Problem statement: Identify the lines that include the word "page", then copy all of them.

Provided records:
** start **

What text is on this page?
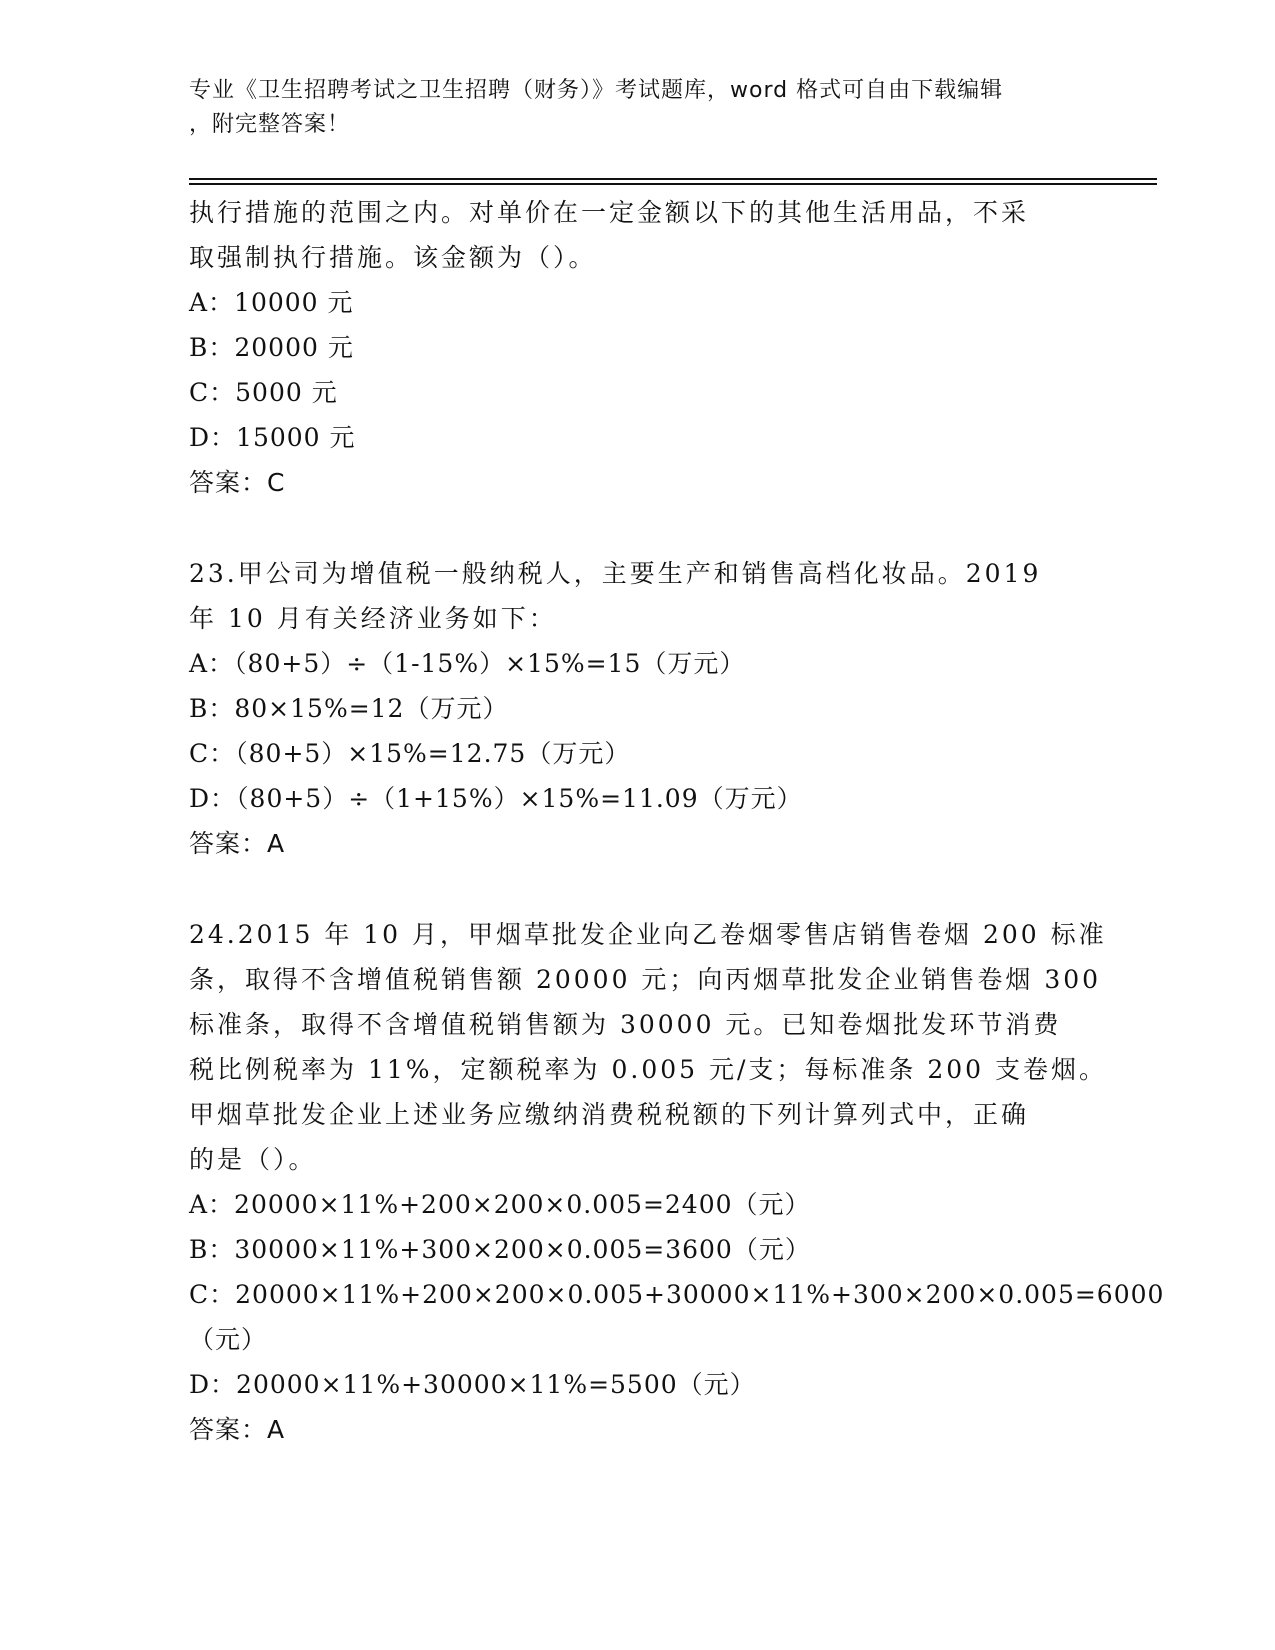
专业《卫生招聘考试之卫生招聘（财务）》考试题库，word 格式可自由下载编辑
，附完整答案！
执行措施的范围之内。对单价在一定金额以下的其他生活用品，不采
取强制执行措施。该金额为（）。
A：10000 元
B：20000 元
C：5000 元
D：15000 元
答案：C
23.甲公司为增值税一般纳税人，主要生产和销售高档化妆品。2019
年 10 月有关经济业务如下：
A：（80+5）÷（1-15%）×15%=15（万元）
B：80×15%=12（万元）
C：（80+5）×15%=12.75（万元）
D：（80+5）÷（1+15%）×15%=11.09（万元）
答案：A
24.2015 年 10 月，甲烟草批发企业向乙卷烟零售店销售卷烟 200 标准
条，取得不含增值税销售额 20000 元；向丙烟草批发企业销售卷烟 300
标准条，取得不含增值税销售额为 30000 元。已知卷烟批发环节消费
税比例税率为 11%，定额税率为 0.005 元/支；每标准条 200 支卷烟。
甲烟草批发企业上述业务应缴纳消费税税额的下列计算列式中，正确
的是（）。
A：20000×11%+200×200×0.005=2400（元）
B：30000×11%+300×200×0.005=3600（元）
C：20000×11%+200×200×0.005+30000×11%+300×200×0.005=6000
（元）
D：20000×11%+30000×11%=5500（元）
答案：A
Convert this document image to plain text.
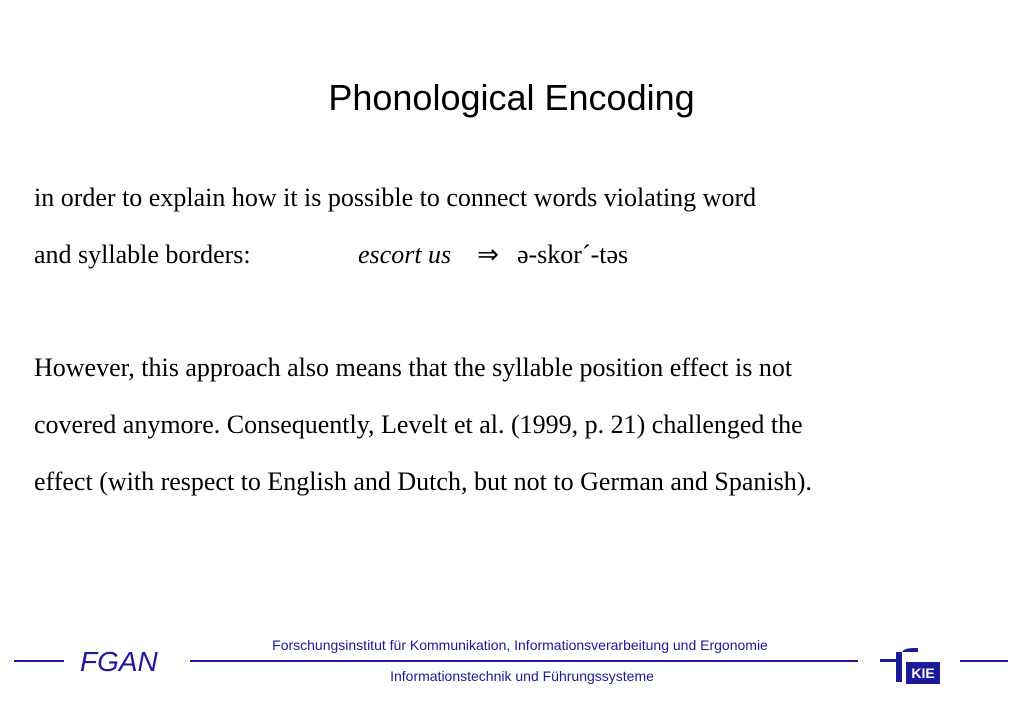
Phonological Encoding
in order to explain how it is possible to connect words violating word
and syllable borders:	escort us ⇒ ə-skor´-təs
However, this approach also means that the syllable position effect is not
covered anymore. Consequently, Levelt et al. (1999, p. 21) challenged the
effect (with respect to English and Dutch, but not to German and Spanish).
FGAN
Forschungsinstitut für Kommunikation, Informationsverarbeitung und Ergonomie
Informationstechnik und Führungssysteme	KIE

** end **
** start **

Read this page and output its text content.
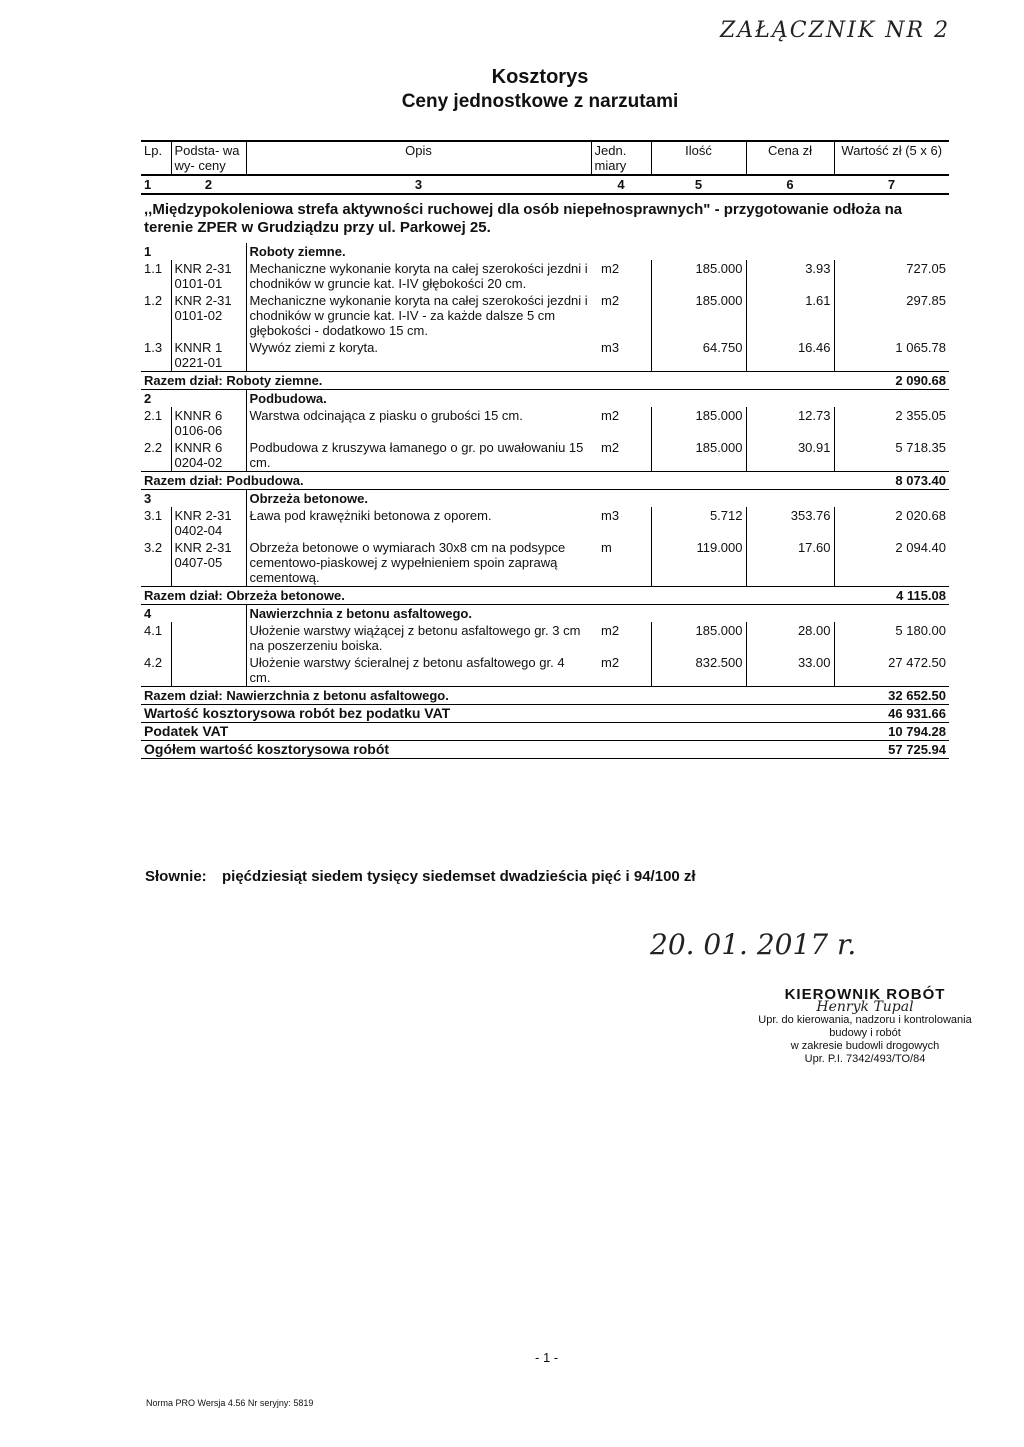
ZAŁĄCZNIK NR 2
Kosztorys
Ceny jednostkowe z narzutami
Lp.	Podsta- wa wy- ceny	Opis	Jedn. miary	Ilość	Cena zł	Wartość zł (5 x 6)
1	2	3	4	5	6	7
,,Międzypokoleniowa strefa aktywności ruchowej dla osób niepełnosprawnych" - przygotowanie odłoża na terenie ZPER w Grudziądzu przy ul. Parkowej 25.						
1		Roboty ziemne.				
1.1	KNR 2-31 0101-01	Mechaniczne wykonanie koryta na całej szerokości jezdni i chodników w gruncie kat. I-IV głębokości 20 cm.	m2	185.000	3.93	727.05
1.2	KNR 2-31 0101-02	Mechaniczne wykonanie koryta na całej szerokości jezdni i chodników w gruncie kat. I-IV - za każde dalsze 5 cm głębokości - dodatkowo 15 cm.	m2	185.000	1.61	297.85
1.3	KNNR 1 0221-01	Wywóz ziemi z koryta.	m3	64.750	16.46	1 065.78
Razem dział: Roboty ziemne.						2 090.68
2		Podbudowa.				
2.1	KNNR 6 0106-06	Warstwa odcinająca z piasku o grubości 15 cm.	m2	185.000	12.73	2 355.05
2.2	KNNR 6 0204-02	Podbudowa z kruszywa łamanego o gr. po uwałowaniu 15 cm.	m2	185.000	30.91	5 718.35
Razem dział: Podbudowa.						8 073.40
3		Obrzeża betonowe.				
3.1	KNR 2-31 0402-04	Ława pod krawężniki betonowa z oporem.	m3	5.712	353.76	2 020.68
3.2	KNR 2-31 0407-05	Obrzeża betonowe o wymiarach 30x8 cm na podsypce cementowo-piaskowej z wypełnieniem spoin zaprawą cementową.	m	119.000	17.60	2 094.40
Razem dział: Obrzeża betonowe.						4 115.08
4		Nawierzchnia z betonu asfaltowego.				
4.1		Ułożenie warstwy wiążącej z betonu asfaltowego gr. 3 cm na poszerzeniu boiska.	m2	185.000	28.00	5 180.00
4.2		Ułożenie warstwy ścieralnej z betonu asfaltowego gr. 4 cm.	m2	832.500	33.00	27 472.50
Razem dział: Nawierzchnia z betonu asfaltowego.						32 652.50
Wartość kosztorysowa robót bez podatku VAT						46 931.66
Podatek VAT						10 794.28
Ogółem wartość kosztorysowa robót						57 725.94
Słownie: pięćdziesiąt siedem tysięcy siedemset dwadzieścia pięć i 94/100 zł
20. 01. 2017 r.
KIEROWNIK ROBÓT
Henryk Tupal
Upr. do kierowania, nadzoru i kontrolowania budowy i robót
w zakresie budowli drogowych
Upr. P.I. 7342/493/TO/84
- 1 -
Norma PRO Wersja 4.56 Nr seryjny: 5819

** end **

Reply to the exercise:
What text is on this page?
Read this page and output its text content.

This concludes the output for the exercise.